WHAT THE TASK REQUIRES
Set down, in full, every record in the block.

EXERCISE DATA
▼▼▼
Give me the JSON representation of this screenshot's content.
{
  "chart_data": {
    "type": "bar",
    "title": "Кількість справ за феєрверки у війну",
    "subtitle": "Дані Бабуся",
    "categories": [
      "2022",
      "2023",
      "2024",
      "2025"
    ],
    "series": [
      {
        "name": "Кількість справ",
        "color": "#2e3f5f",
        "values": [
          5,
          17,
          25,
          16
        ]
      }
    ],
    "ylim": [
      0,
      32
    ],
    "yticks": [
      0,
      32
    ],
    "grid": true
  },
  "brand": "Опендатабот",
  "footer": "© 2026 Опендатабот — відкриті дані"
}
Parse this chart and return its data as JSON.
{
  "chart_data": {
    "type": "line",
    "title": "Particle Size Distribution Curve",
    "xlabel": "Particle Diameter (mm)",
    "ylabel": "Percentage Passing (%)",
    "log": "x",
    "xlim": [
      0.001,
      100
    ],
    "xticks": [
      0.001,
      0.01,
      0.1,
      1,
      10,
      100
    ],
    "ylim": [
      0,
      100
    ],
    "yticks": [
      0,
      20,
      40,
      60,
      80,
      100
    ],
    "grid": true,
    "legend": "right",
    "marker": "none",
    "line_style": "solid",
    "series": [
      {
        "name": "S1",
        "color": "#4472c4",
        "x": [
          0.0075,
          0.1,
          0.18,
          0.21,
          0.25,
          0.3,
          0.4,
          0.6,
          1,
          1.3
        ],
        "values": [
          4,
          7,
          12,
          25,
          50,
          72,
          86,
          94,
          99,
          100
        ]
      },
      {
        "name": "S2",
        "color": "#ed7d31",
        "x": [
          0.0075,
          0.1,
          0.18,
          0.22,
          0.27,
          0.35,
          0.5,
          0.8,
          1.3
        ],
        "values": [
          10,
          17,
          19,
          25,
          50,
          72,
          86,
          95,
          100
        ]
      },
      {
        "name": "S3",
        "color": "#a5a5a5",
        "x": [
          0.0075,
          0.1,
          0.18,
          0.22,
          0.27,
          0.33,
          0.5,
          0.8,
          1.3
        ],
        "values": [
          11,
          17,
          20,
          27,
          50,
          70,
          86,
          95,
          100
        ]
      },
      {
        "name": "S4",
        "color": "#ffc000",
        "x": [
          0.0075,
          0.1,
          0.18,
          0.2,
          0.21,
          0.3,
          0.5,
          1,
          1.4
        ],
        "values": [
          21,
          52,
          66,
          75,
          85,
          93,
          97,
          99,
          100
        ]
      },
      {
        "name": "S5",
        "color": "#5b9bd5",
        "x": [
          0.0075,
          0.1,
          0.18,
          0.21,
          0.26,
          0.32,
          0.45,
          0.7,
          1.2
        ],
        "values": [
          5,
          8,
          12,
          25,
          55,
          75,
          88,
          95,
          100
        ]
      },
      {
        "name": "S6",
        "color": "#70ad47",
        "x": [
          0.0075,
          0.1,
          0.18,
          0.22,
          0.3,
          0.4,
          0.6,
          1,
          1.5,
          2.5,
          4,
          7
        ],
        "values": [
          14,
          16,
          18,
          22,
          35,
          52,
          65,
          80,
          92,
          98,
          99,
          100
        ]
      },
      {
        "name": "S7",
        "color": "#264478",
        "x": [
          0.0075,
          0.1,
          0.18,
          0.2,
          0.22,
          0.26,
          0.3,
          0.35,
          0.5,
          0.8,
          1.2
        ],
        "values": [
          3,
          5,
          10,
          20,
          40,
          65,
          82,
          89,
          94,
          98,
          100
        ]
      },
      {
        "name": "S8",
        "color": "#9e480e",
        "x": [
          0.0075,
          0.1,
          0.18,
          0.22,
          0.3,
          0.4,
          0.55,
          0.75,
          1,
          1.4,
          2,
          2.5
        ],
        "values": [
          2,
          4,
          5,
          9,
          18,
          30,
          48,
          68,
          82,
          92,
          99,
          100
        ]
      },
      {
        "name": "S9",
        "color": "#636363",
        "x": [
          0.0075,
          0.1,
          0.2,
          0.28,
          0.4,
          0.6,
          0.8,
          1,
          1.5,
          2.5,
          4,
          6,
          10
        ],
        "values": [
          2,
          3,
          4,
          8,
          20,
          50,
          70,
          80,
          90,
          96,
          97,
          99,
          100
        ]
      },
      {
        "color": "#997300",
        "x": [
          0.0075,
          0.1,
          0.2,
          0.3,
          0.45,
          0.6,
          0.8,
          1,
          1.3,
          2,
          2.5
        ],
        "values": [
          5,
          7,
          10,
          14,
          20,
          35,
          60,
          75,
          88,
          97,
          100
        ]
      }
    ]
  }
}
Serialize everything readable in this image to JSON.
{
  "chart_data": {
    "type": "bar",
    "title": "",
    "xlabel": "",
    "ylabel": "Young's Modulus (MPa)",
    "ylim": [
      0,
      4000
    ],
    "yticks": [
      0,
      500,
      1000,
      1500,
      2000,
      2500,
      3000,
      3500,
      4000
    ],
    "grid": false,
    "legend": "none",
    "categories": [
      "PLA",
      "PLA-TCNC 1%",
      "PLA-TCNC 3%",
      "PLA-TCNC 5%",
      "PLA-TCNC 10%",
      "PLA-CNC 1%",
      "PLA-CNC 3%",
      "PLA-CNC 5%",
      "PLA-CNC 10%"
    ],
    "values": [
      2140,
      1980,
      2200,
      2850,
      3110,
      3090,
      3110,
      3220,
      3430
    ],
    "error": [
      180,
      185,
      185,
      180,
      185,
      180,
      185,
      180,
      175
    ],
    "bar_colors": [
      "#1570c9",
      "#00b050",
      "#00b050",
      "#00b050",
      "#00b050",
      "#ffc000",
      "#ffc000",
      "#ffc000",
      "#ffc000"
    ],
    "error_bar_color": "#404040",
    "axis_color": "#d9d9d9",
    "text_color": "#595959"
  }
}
▲▲▲
FINISHED ANSWER
Give me the JSON representation of this screenshot's content.
{
  "chart_data": {
    "type": "bar",
    "title": "Кількість справ за феєрверки у війну",
    "subtitle": "Дані Бабуся",
    "categories": [
      "2022",
      "2023",
      "2024",
      "2025"
    ],
    "series": [
      {
        "name": "Кількість справ",
        "color": "#2e3f5f",
        "values": [
          5,
          17,
          25,
          16
        ]
      }
    ],
    "ylim": [
      0,
      32
    ],
    "yticks": [
      0,
      32
    ],
    "grid": true
  },
  "brand": "Опендатабот",
  "footer": "© 2026 Опендатабот — відкриті дані"
}
Parse this chart and return its data as JSON.
{
  "chart_data": {
    "type": "line",
    "title": "Particle Size Distribution Curve",
    "xlabel": "Particle Diameter (mm)",
    "ylabel": "Percentage Passing (%)",
    "log": "x",
    "xlim": [
      0.001,
      100
    ],
    "xticks": [
      0.001,
      0.01,
      0.1,
      1,
      10,
      100
    ],
    "ylim": [
      0,
      100
    ],
    "yticks": [
      0,
      20,
      40,
      60,
      80,
      100
    ],
    "grid": true,
    "legend": "right",
    "marker": "none",
    "line_style": "solid",
    "series": [
      {
        "name": "S1",
        "color": "#4472c4",
        "x": [
          0.0075,
          0.1,
          0.18,
          0.21,
          0.25,
          0.3,
          0.4,
          0.6,
          1,
          1.3
        ],
        "values": [
          4,
          7,
          12,
          25,
          50,
          72,
          86,
          94,
          99,
          100
        ]
      },
      {
        "name": "S2",
        "color": "#ed7d31",
        "x": [
          0.0075,
          0.1,
          0.18,
          0.22,
          0.27,
          0.35,
          0.5,
          0.8,
          1.3
        ],
        "values": [
          10,
          17,
          19,
          25,
          50,
          72,
          86,
          95,
          100
        ]
      },
      {
        "name": "S3",
        "color": "#a5a5a5",
        "x": [
          0.0075,
          0.1,
          0.18,
          0.22,
          0.27,
          0.33,
          0.5,
          0.8,
          1.3
        ],
        "values": [
          11,
          17,
          20,
          27,
          50,
          70,
          86,
          95,
          100
        ]
      },
      {
        "name": "S4",
        "color": "#ffc000",
        "x": [
          0.0075,
          0.1,
          0.18,
          0.2,
          0.21,
          0.3,
          0.5,
          1,
          1.4
        ],
        "values": [
          21,
          52,
          66,
          75,
          85,
          93,
          97,
          99,
          100
        ]
      },
      {
        "name": "S5",
        "color": "#5b9bd5",
        "x": [
          0.0075,
          0.1,
          0.18,
          0.21,
          0.26,
          0.32,
          0.45,
          0.7,
          1.2
        ],
        "values": [
          5,
          8,
          12,
          25,
          55,
          75,
          88,
          95,
          100
        ]
      },
      {
        "name": "S6",
        "color": "#70ad47",
        "x": [
          0.0075,
          0.1,
          0.18,
          0.22,
          0.3,
          0.4,
          0.6,
          1,
          1.5,
          2.5,
          4,
          7
        ],
        "values": [
          14,
          16,
          18,
          22,
          35,
          52,
          65,
          80,
          92,
          98,
          99,
          100
        ]
      },
      {
        "name": "S7",
        "color": "#264478",
        "x": [
          0.0075,
          0.1,
          0.18,
          0.2,
          0.22,
          0.26,
          0.3,
          0.35,
          0.5,
          0.8,
          1.2
        ],
        "values": [
          3,
          5,
          10,
          20,
          40,
          65,
          82,
          89,
          94,
          98,
          100
        ]
      },
      {
        "name": "S8",
        "color": "#9e480e",
        "x": [
          0.0075,
          0.1,
          0.18,
          0.22,
          0.3,
          0.4,
          0.55,
          0.75,
          1,
          1.4,
          2,
          2.5
        ],
        "values": [
          2,
          4,
          5,
          9,
          18,
          30,
          48,
          68,
          82,
          92,
          99,
          100
        ]
      },
      {
        "name": "S9",
        "color": "#636363",
        "x": [
          0.0075,
          0.1,
          0.2,
          0.28,
          0.4,
          0.6,
          0.8,
          1,
          1.5,
          2.5,
          4,
          6,
          10
        ],
        "values": [
          2,
          3,
          4,
          8,
          20,
          50,
          70,
          80,
          90,
          96,
          97,
          99,
          100
        ]
      },
      {
        "color": "#997300",
        "x": [
          0.0075,
          0.1,
          0.2,
          0.3,
          0.45,
          0.6,
          0.8,
          1,
          1.3,
          2,
          2.5
        ],
        "values": [
          5,
          7,
          10,
          14,
          20,
          35,
          60,
          75,
          88,
          97,
          100
        ]
      }
    ]
  }
}
Serialize everything readable in this image to JSON.
{
  "chart_data": {
    "type": "bar",
    "title": "",
    "xlabel": "",
    "ylabel": "Young's Modulus (MPa)",
    "ylim": [
      0,
      4000
    ],
    "yticks": [
      0,
      500,
      1000,
      1500,
      2000,
      2500,
      3000,
      3500,
      4000
    ],
    "grid": false,
    "legend": "none",
    "categories": [
      "PLA",
      "PLA-TCNC 1%",
      "PLA-TCNC 3%",
      "PLA-TCNC 5%",
      "PLA-TCNC 10%",
      "PLA-CNC 1%",
      "PLA-CNC 3%",
      "PLA-CNC 5%",
      "PLA-CNC 10%"
    ],
    "values": [
      2140,
      1980,
      2200,
      2850,
      3110,
      3090,
      3110,
      3220,
      3430
    ],
    "error": [
      180,
      185,
      185,
      180,
      185,
      180,
      185,
      180,
      175
    ],
    "bar_colors": [
      "#1570c9",
      "#00b050",
      "#00b050",
      "#00b050",
      "#00b050",
      "#ffc000",
      "#ffc000",
      "#ffc000",
      "#ffc000"
    ],
    "error_bar_color": "#404040",
    "axis_color": "#d9d9d9",
    "text_color": "#595959"
  }
}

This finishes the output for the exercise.